Requirement :: Please copy the items from the start down through the line containing "Point [239,354,262,368]", replacing "Point" with "Marker" and leaving everything else as it is.

Supplied records ::
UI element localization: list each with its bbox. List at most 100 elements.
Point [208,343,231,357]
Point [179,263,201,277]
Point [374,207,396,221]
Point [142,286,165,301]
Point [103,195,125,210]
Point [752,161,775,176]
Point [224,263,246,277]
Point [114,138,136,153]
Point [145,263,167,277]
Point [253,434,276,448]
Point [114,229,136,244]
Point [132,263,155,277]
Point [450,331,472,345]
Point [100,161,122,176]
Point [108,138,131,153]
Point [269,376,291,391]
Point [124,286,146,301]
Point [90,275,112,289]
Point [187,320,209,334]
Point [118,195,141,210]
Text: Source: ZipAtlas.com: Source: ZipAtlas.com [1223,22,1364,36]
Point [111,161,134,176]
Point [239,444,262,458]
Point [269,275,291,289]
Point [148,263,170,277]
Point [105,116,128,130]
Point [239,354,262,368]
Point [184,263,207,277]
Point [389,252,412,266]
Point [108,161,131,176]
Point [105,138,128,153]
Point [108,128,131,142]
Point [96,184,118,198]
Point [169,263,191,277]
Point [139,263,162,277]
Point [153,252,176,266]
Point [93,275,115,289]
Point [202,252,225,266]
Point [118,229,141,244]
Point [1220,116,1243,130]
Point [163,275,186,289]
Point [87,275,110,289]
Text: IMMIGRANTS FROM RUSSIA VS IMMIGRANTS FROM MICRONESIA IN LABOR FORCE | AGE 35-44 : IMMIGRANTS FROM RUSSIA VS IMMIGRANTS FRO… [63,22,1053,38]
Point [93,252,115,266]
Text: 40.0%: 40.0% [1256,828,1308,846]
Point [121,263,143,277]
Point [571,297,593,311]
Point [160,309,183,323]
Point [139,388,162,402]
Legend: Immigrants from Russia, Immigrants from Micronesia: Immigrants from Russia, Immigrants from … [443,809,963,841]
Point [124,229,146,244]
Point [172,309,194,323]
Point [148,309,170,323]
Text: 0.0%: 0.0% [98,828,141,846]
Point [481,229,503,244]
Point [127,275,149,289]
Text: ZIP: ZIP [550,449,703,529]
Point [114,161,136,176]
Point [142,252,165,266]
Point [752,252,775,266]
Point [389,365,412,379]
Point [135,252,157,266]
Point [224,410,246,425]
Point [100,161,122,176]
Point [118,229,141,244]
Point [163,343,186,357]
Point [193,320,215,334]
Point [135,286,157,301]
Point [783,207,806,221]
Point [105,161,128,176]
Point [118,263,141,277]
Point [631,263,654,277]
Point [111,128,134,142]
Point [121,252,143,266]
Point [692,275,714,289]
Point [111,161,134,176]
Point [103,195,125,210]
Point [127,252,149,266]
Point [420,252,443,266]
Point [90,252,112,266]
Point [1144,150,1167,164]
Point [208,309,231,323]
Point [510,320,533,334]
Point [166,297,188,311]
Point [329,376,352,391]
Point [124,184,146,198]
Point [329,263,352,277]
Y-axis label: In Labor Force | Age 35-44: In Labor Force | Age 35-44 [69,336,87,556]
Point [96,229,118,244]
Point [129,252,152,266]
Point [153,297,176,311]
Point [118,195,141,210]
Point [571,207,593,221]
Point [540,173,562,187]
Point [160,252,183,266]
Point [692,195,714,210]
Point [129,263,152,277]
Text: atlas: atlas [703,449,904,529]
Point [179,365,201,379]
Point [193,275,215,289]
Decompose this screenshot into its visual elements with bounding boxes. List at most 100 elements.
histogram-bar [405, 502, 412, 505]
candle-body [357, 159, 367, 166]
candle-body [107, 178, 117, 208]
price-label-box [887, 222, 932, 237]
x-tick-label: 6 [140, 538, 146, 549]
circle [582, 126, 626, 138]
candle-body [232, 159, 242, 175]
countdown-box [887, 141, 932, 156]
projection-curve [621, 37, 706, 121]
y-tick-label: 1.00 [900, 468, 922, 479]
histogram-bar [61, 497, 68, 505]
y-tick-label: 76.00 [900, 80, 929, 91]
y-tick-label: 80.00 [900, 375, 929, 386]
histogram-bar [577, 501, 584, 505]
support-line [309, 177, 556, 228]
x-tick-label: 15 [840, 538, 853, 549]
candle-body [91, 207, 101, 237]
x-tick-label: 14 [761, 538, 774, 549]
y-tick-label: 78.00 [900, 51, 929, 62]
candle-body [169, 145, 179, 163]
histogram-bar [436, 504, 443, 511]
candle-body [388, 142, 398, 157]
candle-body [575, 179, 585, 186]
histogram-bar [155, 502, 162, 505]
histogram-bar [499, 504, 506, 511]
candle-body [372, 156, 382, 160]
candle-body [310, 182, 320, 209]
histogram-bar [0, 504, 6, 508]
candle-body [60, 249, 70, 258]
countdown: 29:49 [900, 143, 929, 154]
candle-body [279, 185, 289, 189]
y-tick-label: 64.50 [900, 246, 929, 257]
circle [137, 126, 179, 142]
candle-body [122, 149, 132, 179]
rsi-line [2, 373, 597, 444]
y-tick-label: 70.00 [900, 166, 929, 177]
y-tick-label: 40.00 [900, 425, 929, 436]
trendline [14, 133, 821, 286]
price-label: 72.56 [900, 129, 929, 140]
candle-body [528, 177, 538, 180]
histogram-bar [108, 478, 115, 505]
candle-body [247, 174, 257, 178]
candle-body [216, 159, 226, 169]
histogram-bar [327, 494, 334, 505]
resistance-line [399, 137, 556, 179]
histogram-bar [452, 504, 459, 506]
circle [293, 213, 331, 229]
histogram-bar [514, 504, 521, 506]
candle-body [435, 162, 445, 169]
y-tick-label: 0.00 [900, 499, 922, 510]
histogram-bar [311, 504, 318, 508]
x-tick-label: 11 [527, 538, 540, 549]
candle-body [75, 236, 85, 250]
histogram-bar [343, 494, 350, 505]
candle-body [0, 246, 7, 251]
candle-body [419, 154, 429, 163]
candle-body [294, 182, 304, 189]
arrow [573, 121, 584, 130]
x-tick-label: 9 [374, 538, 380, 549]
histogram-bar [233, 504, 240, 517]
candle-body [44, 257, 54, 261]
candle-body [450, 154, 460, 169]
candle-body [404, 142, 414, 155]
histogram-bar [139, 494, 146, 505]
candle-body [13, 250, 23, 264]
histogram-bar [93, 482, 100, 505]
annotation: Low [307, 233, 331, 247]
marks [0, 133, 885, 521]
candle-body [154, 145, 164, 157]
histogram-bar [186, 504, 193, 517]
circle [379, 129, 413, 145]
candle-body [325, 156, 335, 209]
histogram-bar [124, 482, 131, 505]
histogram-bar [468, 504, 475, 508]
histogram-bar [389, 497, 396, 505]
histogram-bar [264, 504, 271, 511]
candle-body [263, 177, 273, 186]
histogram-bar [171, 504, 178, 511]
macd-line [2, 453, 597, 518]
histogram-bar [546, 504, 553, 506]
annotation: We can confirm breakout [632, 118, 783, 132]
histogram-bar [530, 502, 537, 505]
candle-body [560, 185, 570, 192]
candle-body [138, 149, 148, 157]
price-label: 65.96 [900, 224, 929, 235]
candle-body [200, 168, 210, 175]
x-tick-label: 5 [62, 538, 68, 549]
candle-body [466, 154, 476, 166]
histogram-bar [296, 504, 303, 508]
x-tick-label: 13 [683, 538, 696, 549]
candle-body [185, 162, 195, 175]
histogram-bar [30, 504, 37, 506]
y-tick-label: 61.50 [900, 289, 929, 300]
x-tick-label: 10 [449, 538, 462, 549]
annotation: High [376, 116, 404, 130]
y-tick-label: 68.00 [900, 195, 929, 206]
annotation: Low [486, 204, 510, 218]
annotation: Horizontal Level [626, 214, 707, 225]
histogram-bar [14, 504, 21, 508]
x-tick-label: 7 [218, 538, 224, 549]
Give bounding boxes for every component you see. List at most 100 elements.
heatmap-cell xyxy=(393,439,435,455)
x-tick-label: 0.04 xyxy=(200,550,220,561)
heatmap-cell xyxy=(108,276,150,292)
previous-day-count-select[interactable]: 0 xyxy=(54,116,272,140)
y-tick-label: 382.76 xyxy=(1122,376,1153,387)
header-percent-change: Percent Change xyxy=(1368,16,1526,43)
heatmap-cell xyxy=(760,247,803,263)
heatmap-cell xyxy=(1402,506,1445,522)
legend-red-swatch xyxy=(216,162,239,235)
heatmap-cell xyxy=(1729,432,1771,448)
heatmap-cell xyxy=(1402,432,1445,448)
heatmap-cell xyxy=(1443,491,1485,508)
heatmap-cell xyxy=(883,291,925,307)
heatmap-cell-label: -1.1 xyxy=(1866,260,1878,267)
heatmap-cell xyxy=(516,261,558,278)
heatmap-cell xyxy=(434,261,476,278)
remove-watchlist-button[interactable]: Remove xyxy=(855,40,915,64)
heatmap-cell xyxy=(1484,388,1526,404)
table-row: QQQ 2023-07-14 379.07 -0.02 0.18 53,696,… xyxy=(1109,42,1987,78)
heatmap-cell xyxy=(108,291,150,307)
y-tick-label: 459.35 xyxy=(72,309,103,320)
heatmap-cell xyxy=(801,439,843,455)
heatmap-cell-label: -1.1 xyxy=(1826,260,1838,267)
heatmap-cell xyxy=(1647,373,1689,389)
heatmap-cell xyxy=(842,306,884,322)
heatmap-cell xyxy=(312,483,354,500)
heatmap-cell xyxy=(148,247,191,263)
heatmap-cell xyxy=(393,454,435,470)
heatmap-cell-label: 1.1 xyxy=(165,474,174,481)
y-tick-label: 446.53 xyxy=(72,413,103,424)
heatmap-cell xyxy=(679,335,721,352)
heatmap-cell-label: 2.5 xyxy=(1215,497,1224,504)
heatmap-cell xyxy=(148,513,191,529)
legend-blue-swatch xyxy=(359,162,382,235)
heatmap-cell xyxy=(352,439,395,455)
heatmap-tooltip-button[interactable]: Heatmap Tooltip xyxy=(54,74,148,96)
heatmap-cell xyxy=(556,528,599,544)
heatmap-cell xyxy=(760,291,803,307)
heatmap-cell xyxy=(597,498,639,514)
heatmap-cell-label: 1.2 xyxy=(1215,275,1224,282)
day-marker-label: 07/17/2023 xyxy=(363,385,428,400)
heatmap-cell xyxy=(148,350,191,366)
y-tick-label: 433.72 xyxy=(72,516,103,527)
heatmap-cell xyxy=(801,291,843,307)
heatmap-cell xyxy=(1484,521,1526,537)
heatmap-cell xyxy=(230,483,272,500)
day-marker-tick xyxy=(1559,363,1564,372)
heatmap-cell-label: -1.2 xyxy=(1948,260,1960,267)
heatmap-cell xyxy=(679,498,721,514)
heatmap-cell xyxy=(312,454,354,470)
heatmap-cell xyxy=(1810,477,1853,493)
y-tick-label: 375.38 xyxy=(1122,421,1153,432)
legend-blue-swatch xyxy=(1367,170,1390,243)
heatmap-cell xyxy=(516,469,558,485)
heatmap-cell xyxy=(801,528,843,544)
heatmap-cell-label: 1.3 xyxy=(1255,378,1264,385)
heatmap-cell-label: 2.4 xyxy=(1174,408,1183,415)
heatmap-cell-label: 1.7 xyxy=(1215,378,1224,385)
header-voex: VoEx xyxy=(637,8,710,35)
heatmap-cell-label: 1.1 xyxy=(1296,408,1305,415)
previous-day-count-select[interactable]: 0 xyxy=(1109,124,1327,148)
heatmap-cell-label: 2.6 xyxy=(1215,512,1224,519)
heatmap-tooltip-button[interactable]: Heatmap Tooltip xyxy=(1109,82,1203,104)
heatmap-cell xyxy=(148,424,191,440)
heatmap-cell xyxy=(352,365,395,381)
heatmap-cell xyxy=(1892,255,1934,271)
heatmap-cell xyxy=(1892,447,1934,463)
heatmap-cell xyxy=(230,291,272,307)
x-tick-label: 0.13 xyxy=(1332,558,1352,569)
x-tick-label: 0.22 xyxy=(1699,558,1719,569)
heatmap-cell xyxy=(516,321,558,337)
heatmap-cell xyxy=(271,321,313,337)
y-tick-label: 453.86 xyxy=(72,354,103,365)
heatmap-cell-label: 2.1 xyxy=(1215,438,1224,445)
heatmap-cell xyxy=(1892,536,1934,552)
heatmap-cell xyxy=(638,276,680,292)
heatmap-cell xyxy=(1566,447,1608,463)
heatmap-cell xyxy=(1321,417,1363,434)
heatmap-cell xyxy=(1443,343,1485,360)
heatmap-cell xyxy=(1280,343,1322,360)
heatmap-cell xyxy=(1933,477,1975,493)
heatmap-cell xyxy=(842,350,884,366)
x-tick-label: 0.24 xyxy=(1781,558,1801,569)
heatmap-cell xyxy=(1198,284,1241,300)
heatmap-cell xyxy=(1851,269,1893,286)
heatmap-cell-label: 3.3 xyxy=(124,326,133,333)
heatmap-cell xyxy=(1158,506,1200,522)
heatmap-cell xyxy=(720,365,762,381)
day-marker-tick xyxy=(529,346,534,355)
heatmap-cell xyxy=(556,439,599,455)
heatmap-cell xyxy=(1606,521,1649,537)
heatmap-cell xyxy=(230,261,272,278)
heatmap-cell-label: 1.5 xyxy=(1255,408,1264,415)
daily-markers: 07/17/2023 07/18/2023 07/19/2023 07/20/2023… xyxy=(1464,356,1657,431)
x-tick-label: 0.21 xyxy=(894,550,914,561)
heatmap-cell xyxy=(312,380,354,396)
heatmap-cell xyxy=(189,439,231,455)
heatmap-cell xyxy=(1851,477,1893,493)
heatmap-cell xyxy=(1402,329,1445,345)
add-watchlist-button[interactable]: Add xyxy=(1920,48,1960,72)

Output for this exercise ::
UI element localization: list each with its bbox. List at most 100 elements.
Marker [208,343,231,357]
Marker [179,263,201,277]
Marker [374,207,396,221]
Marker [142,286,165,301]
Marker [103,195,125,210]
Marker [752,161,775,176]
Marker [224,263,246,277]
Marker [114,138,136,153]
Marker [145,263,167,277]
Marker [253,434,276,448]
Marker [114,229,136,244]
Marker [132,263,155,277]
Marker [450,331,472,345]
Marker [100,161,122,176]
Marker [108,138,131,153]
Marker [269,376,291,391]
Marker [124,286,146,301]
Marker [90,275,112,289]
Marker [187,320,209,334]
Marker [118,195,141,210]
Text: Source: ZipAtlas.com: Source: ZipAtlas.com [1223,22,1364,36]
Marker [111,161,134,176]
Marker [239,444,262,458]
Marker [269,275,291,289]
Marker [148,263,170,277]
Marker [105,116,128,130]
Marker [239,354,262,368]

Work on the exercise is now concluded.